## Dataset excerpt
______________________________

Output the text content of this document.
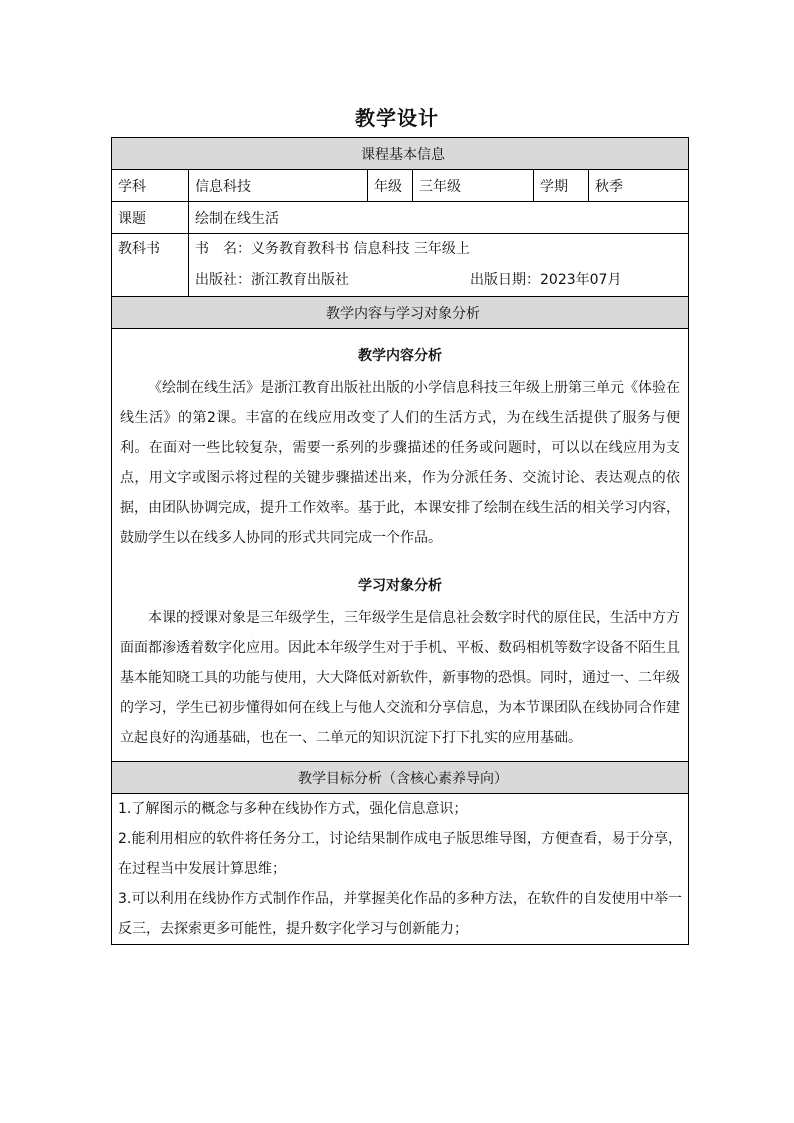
教学设计
课程基本信息					
学科	信息科技	年级	三年级	学期	秋季
课题	绘制在线生活				

教科书	书　名：义务教育教科书 信息科技 三年级上
出版社：浙江教育出版社 出版日期：2023年07月				

教学内容与学习对象分析					

教学内容分析

《绘制在线生活》是浙江教育出版社出版的小学信息科技三年级上册第三单元《体验在线生活》的第2课。丰富的在线应用改变了人们的生活方式，为在线生活提供了服务与便利。在面对一些比较复杂，需要一系列的步骤描述的任务或问题时，可以以在线应用为支点，用文字或图示将过程的关键步骤描述出来，作为分派任务、交流讨论、表达观点的依据，由团队协调完成，提升工作效率。基于此，本课安排了绘制在线生活的相关学习内容，鼓励学生以在线多人协同的形式共同完成一个作品。

学习对象分析

本课的授课对象是三年级学生，三年级学生是信息社会数字时代的原住民，生活中方方面面都渗透着数字化应用。因此本年级学生对于手机、平板、数码相机等数字设备不陌生且基本能知晓工具的功能与使用，大大降低对新软件，新事物的恐惧。同时，通过一、二年级的学习，学生已初步懂得如何在线上与他人交流和分享信息，为本节课团队在线协同合作建立起良好的沟通基础，也在一、二单元的知识沉淀下打下扎实的应用基础。					

教学目标分析（含核心素养导向）					

1.了解图示的概念与多种在线协作方式，强化信息意识；

2.能利用相应的软件将任务分工，讨论结果制作成电子版思维导图，方便查看，易于分享，在过程当中发展计算思维；

3.可以利用在线协作方式制作作品，并掌握美化作品的多种方法，在软件的自发使用中举一反三，去探索更多可能性，提升数字化学习与创新能力；					
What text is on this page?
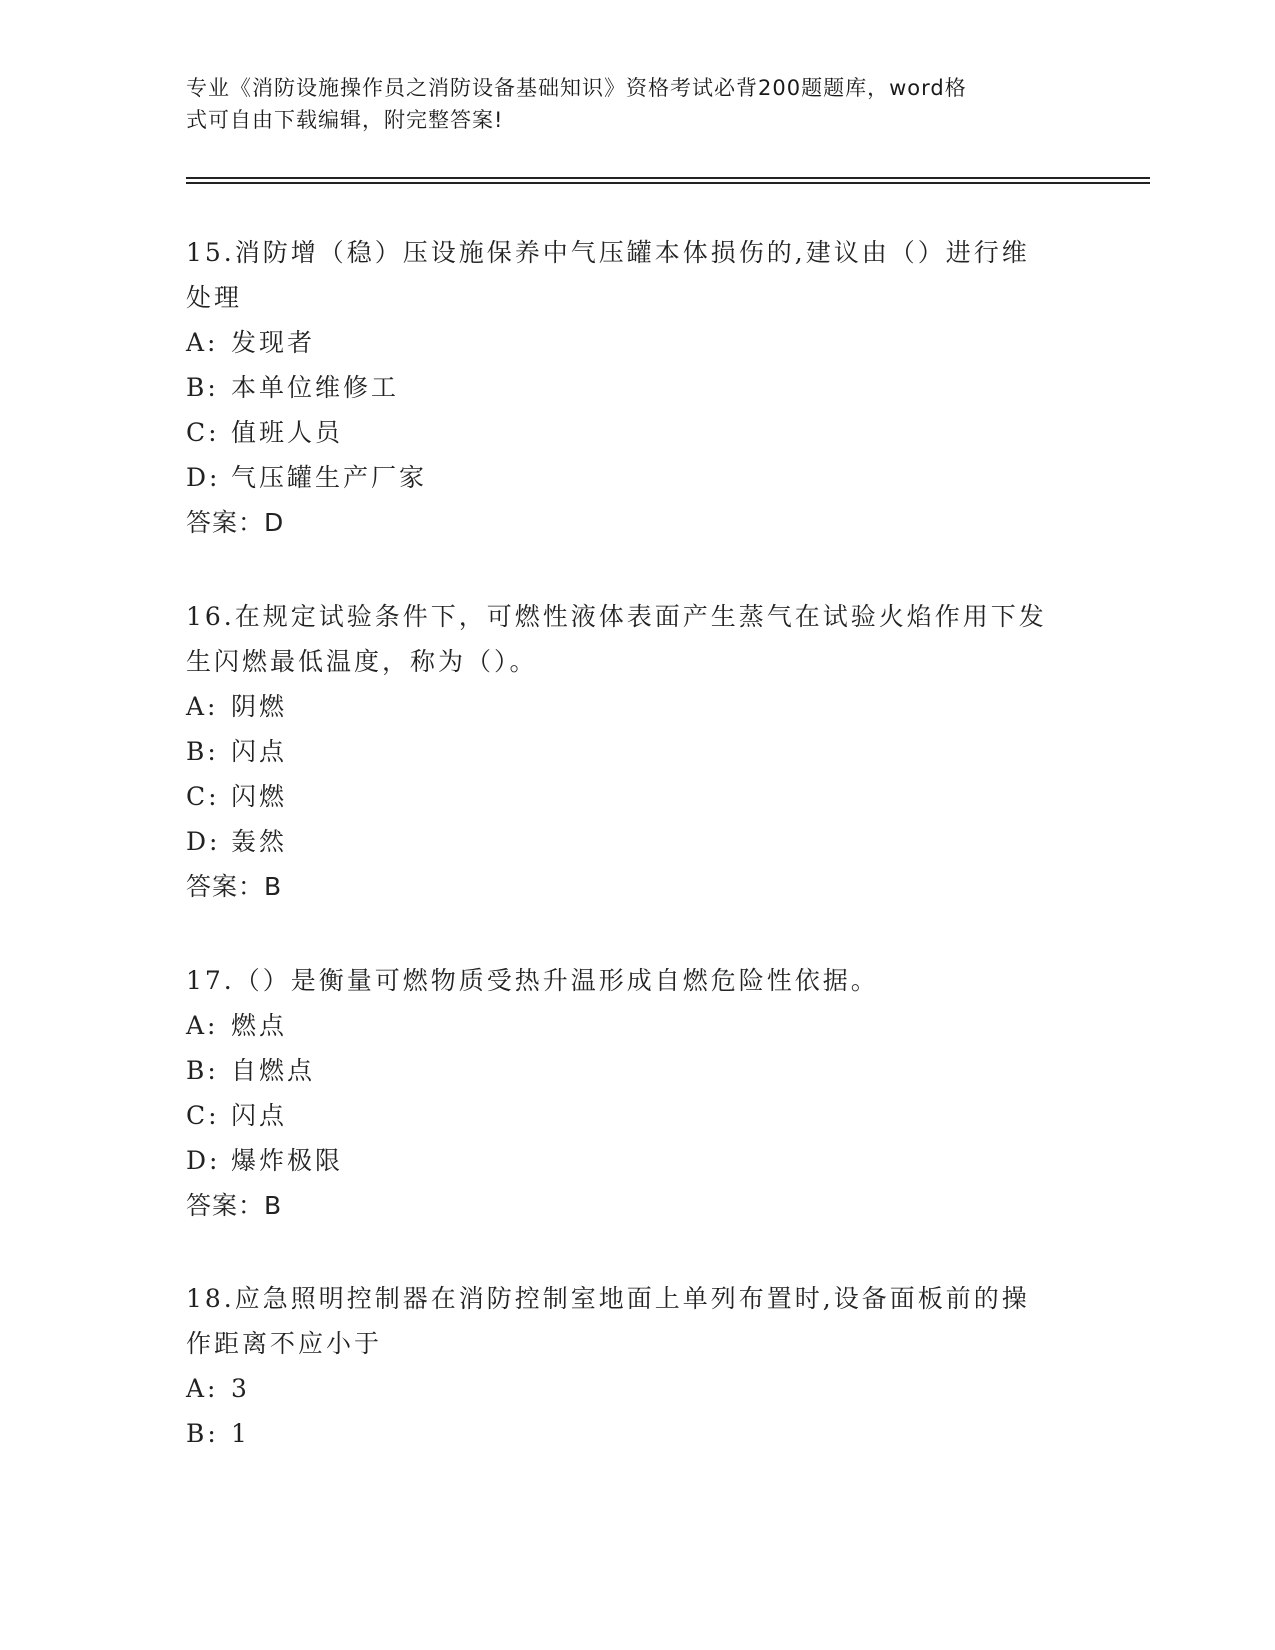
专业《消防设施操作员之消防设备基础知识》资格考试必背200题题库，word格
式可自由下载编辑，附完整答案!

15.消防增（稳）压设施保养中气压罐本体损伤的,建议由（）进行维

处理

A: 发现者

B: 本单位维修工

C: 值班人员

D: 气压罐生产厂家

答案：D

16.在规定试验条件下，可燃性液体表面产生蒸气在试验火焰作用下发

生闪燃最低温度，称为（）。

A: 阴燃

B: 闪点

C: 闪燃

D: 轰然

答案：B

17.（）是衡量可燃物质受热升温形成自燃危险性依据。

A: 燃点

B: 自燃点

C: 闪点

D: 爆炸极限

答案：B

18.应急照明控制器在消防控制室地面上单列布置时,设备面板前的操

作距离不应小于

A: 3

B: 1
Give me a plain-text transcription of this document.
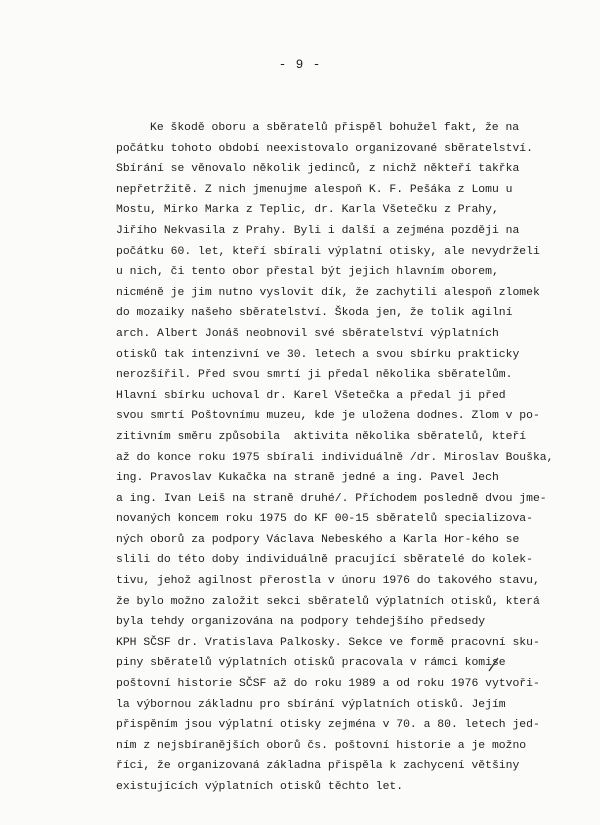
- 9 -
Ke škodě oboru a sběratelů přispěl bohužel fakt, že na
počátku tohoto období neexistovalo organizované sběratelství.
Sbírání se věnovalo několik jedinců, z nichž někteří takřka
nepřetržitě. Z nich jmenujme alespoň K. F. Pešáka z Lomu u
Mostu, Mirko Marka z Teplic, dr. Karla Všetečku z Prahy,
Jiřího Nekvasila z Prahy. Byli i další a zejména později na
počátku 60. let, kteří sbírali výplatní otisky, ale nevydrželi
u nich, či tento obor přestal být jejich hlavním oborem,
nicméně je jim nutno vyslovit dík, že zachytili alespoň zlomek
do mozaiky našeho sběratelství. Škoda jen, že tolik agilní
arch. Albert Jonáš neobnovil své sběratelství výplatních
otisků tak intenzivní ve 30. letech a svou sbírku prakticky
nerozšířil. Před svou smrtí ji předal několika sběratelům.
Hlavní sbírku uchoval dr. Karel Všetečka a předal ji před
svou smrtí Poštovnímu muzeu, kde je uložena dodnes. Zlom v po-
zitivním směru způsobila  aktivita několika sběratelů, kteří
až do konce roku 1975 sbírali individuálně /dr. Miroslav Bouška,
ing. Pravoslav Kukačka na straně jedné a ing. Pavel Jech
a ing. Ivan Leiš na straně druhé/. Příchodem posledně dvou jme-
novaných koncem roku 1975 do KF 00-15 sběratelů specializova-
ných oborů za podpory Václava Nebeského a Karla Hor-kého se
slili do této doby individuálně pracující sběratelé do kolek-
tivu, jehož agilnost přerostla v únoru 1976 do takového stavu,
že bylo možno založit sekci sběratelů výplatních otisků, která
byla tehdy organizována na podpory tehdejšího předsedy
KPH SČSF dr. Vratislava Palkosky. Sekce ve formě pracovní sku-
piny sběratelů výplatních otisků pracovala v rámci komise
poštovní historie SČSF až do roku 1989 a od roku 1976 vytvoři-
la výbornou základnu pro sbírání výplatních otisků. Jejím
přispěním jsou výplatní otisky zejména v 70. a 80. letech jed-
ním z nejsbíranějších oborů čs. poštovní historie a je možno
říci, že organizovaná základna přispěla k zachycení většiny
existujících výplatních otisků těchto let.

______________________________

## WRITTEN TASK
From the listing above, collect every line that mentions the word "sbírku".

## ANSWER TO THE EXERCISE
otisků tak intenzivní ve 30. letech a svou sbírku prakticky
Hlavní sbírku uchoval dr. Karel Všetečka a předal ji před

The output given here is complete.